◆ **Directions**
The records below must be copied in full; omit the images.

(Collected data)
##############################

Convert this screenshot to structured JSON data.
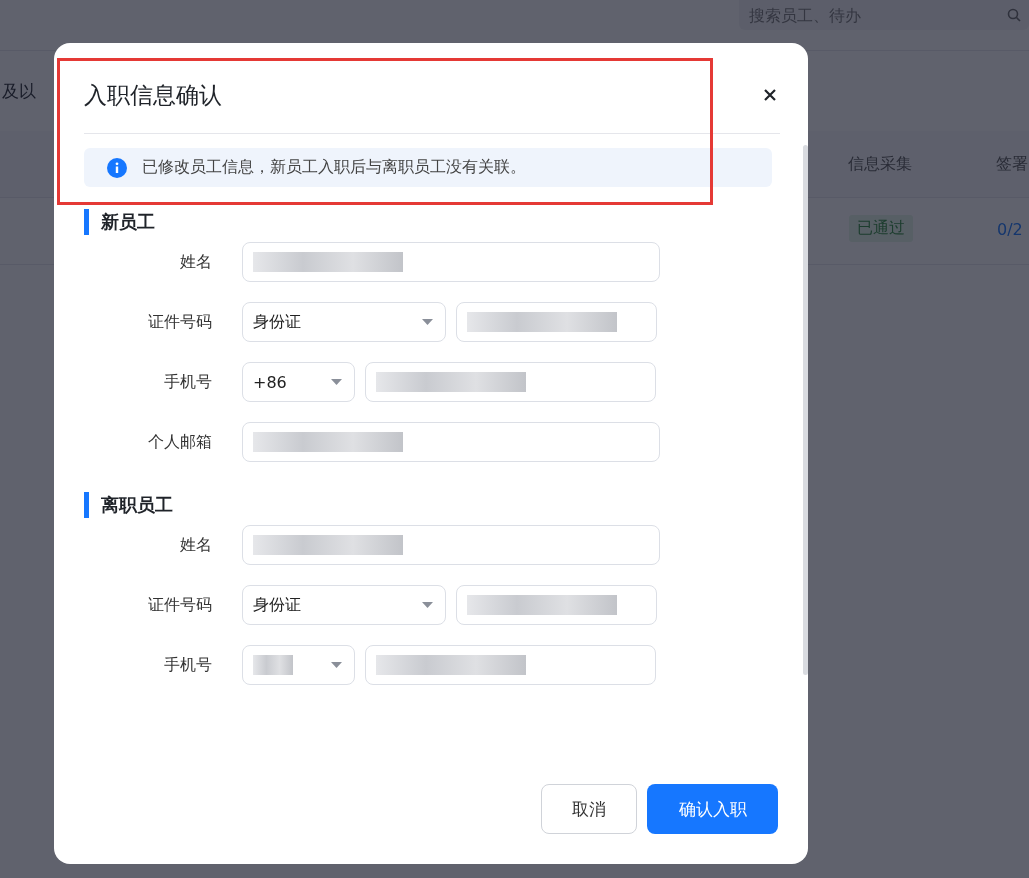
{
  "background_page": {
    "search": {
      "placeholder": "搜索员工、待办"
    },
    "filter_text": "及以",
    "columns": [
      "信息采集",
      "签署"
    ],
    "row": {
      "status_tag": "已通过",
      "count": "0/2"
    }
  },
  "dialog": {
    "title": "入职信息确认",
    "notice": "已修改员工信息，新员工入职后与离职员工没有关联。",
    "sections": [
      {
        "title": "新员工",
        "fields": [
          {
            "label": "姓名",
            "kind": "text",
            "controls": [
              {
                "kind": "input"
              }
            ]
          },
          {
            "label": "证件号码",
            "kind": "document",
            "controls": [
              {
                "kind": "select",
                "value": "身份证"
              },
              {
                "kind": "input"
              }
            ]
          },
          {
            "label": "手机号",
            "kind": "phone",
            "controls": [
              {
                "kind": "select",
                "value": "+86"
              },
              {
                "kind": "input"
              }
            ]
          },
          {
            "label": "个人邮箱",
            "kind": "text",
            "controls": [
              {
                "kind": "input"
              }
            ]
          }
        ]
      },
      {
        "title": "离职员工",
        "fields": [
          {
            "label": "姓名",
            "kind": "text",
            "controls": [
              {
                "kind": "input"
              }
            ]
          },
          {
            "label": "证件号码",
            "kind": "document",
            "controls": [
              {
                "kind": "select",
                "value": "身份证"
              },
              {
                "kind": "input"
              }
            ]
          },
          {
            "label": "手机号",
            "kind": "phone",
            "controls": [
              {
                "kind": "select"
              },
              {
                "kind": "input"
              }
            ]
          }
        ]
      }
    ],
    "buttons": [
      {
        "label": "取消",
        "kind": "secondary"
      },
      {
        "label": "确认入职",
        "kind": "primary"
      }
    ]
  }
}
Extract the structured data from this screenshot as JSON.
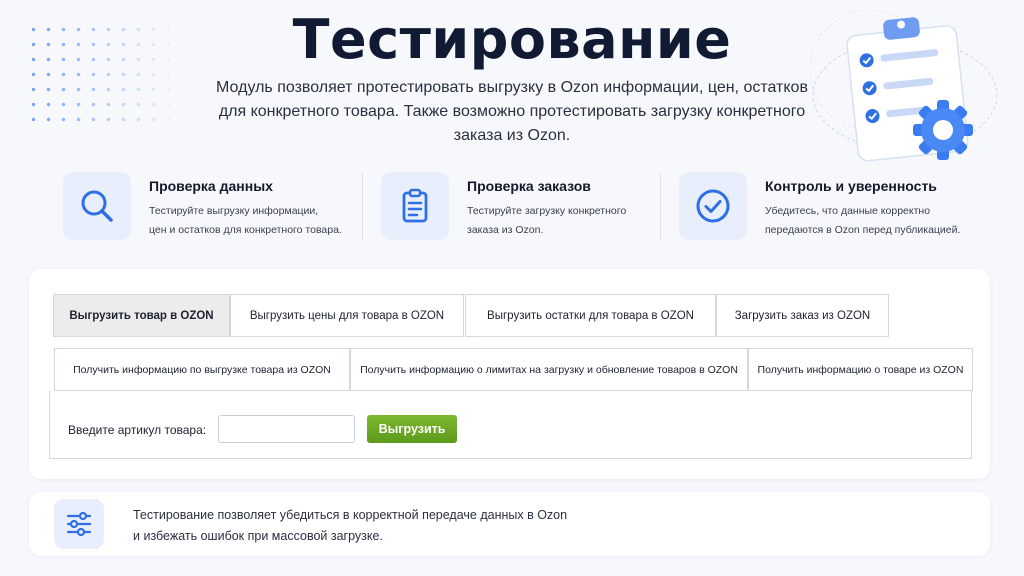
{
  "header": {
    "title": "Тестирование",
    "subtitle": "Модуль позволяет протестировать выгрузку в Ozon информации, цен, остатков для конкретного товара. Также возможно протестировать загрузку конкретного заказа из Ozon."
  },
  "features": [
    {
      "icon": "search-icon",
      "title": "Проверка данных",
      "desc_line1": "Тестируйте выгрузку информации,",
      "desc_line2": "цен и остатков для конкретного товара."
    },
    {
      "icon": "clipboard-icon",
      "title": "Проверка заказов",
      "desc_line1": "Тестируйте загрузку конкретного",
      "desc_line2": "заказа из Ozon."
    },
    {
      "icon": "check-circle-icon",
      "title": "Контроль и уверенность",
      "desc_line1": "Убедитесь, что данные корректно",
      "desc_line2": "передаются в Ozon перед публикацией."
    }
  ],
  "tabs_row1": [
    {
      "label": "Выгрузить товар в OZON",
      "active": true
    },
    {
      "label": "Выгрузить цены для товара в OZON",
      "active": false
    },
    {
      "label": "Выгрузить остатки для товара в OZON",
      "active": false
    },
    {
      "label": "Загрузить заказ из OZON",
      "active": false
    }
  ],
  "tabs_row2": [
    {
      "label": "Получить информацию по выгрузке товара из OZON",
      "active": false
    },
    {
      "label": "Получить информацию о лимитах на загрузку и обновление товаров в OZON",
      "active": false
    },
    {
      "label": "Получить информацию о товаре из OZON",
      "active": false
    }
  ],
  "form": {
    "label": "Введите артикул товара:",
    "value": "",
    "placeholder": "",
    "button": "Выгрузить"
  },
  "info": {
    "icon": "sliders-icon",
    "line1": "Тестирование позволяет убедиться в корректной передаче данных в Ozon",
    "line2": "и избежать ошибок при массовой загрузке."
  },
  "colors": {
    "accent": "#2f6fe4",
    "button_green": "#6aa823",
    "icon_bg": "#e8eefb"
  }
}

##############################

◆ **Result of this exercise**
Convert this screenshot to structured JSON data.
{
  "background_page": {
    "search": {
      "placeholder": "搜索员工、待办"
    },
    "filter_text": "及以",
    "columns": [
      "信息采集",
      "签署"
    ],
    "row": {
      "status_tag": "已通过",
      "count": "0/2"
    }
  },
  "dialog": {
    "title": "入职信息确认",
    "notice": "已修改员工信息，新员工入职后与离职员工没有关联。",
    "sections": [
      {
        "title": "新员工",
        "fields": [
          {
            "label": "姓名",
            "kind": "text",
            "controls": [
              {
                "kind": "input"
              }
            ]
          },
          {
            "label": "证件号码",
            "kind": "document",
            "controls": [
              {
                "kind": "select",
                "value": "身份证"
              },
              {
                "kind": "input"
              }
            ]
          },
          {
            "label": "手机号",
            "kind": "phone",
            "controls": [
              {
                "kind": "select",
                "value": "+86"
              },
              {
                "kind": "input"
              }
            ]
          },
          {
            "label": "个人邮箱",
            "kind": "text",
            "controls": [
              {
                "kind": "input"
              }
            ]
          }
        ]
      },
      {
        "title": "离职员工",
        "fields": [
          {
            "label": "姓名",
            "kind": "text",
            "controls": [
              {
                "kind": "input"
              }
            ]
          },
          {
            "label": "证件号码",
            "kind": "document",
            "controls": [
              {
                "kind": "select",
                "value": "身份证"
              },
              {
                "kind": "input"
              }
            ]
          },
          {
            "label": "手机号",
            "kind": "phone",
            "controls": [
              {
                "kind": "select"
              },
              {
                "kind": "input"
              }
            ]
          }
        ]
      }
    ],
    "buttons": [
      {
        "label": "取消",
        "kind": "secondary"
      },
      {
        "label": "确认入职",
        "kind": "primary"
      }
    ]
  }
}
Extract the structured data from this screenshot as JSON.
{
  "header": {
    "title": "Тестирование",
    "subtitle": "Модуль позволяет протестировать выгрузку в Ozon информации, цен, остатков для конкретного товара. Также возможно протестировать загрузку конкретного заказа из Ozon."
  },
  "features": [
    {
      "icon": "search-icon",
      "title": "Проверка данных",
      "desc_line1": "Тестируйте выгрузку информации,",
      "desc_line2": "цен и остатков для конкретного товара."
    },
    {
      "icon": "clipboard-icon",
      "title": "Проверка заказов",
      "desc_line1": "Тестируйте загрузку конкретного",
      "desc_line2": "заказа из Ozon."
    },
    {
      "icon": "check-circle-icon",
      "title": "Контроль и уверенность",
      "desc_line1": "Убедитесь, что данные корректно",
      "desc_line2": "передаются в Ozon перед публикацией."
    }
  ],
  "tabs_row1": [
    {
      "label": "Выгрузить товар в OZON",
      "active": true
    },
    {
      "label": "Выгрузить цены для товара в OZON",
      "active": false
    },
    {
      "label": "Выгрузить остатки для товара в OZON",
      "active": false
    },
    {
      "label": "Загрузить заказ из OZON",
      "active": false
    }
  ],
  "tabs_row2": [
    {
      "label": "Получить информацию по выгрузке товара из OZON",
      "active": false
    },
    {
      "label": "Получить информацию о лимитах на загрузку и обновление товаров в OZON",
      "active": false
    },
    {
      "label": "Получить информацию о товаре из OZON",
      "active": false
    }
  ],
  "form": {
    "label": "Введите артикул товара:",
    "value": "",
    "placeholder": "",
    "button": "Выгрузить"
  },
  "info": {
    "icon": "sliders-icon",
    "line1": "Тестирование позволяет убедиться в корректной передаче данных в Ozon",
    "line2": "и избежать ошибок при массовой загрузке."
  },
  "colors": {
    "accent": "#2f6fe4",
    "button_green": "#6aa823",
    "icon_bg": "#e8eefb"
  }
}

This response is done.